═══ DATA SUPPLIED

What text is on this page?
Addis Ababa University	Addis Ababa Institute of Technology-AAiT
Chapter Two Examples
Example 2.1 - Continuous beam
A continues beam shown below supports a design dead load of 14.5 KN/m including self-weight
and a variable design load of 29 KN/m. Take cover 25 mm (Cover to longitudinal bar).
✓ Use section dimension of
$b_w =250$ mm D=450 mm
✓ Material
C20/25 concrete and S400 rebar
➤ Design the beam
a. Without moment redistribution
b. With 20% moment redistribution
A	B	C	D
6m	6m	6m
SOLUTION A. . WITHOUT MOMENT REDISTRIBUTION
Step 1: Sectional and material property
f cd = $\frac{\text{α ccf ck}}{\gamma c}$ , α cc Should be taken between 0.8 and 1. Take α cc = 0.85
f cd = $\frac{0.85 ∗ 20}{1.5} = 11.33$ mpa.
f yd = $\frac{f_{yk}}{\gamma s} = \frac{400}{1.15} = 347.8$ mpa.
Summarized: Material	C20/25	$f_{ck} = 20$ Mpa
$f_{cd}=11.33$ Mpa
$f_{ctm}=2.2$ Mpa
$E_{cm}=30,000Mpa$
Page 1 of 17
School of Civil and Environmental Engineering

══════

*EXERCISE*
Repeat every record, keeping each word and mark exactly as it is.

*PROBLEM SOLUTION*
What text is on this page?
Addis Ababa University	Addis Ababa Institute of Technology-AAiT
Chapter Two Examples
Example 2.1 - Continuous beam
A continues beam shown below supports a design dead load of 14.5 KN/m including self-weight
and a variable design load of 29 KN/m. Take cover 25 mm (Cover to longitudinal bar).
✓ Use section dimension of
$b_w =250$ mm D=450 mm
✓ Material
C20/25 concrete and S400 rebar
➤ Design the beam
a. Without moment redistribution
b. With 20% moment redistribution
A	B	C	D
6m	6m	6m
SOLUTION A. . WITHOUT MOMENT REDISTRIBUTION
Step 1: Sectional and material property
f cd = $\frac{\text{α ccf ck}}{\gamma c}$ , α cc Should be taken between 0.8 and 1. Take α cc = 0.85
f cd = $\frac{0.85 ∗ 20}{1.5} = 11.33$ mpa.
f yd = $\frac{f_{yk}}{\gamma s} = \frac{400}{1.15} = 347.8$ mpa.
Summarized: Material	C20/25	$f_{ck} = 20$ Mpa
$f_{cd}=11.33$ Mpa
$f_{ctm}=2.2$ Mpa
$E_{cm}=30,000Mpa$
Page 1 of 17
School of Civil and Environmental Engineering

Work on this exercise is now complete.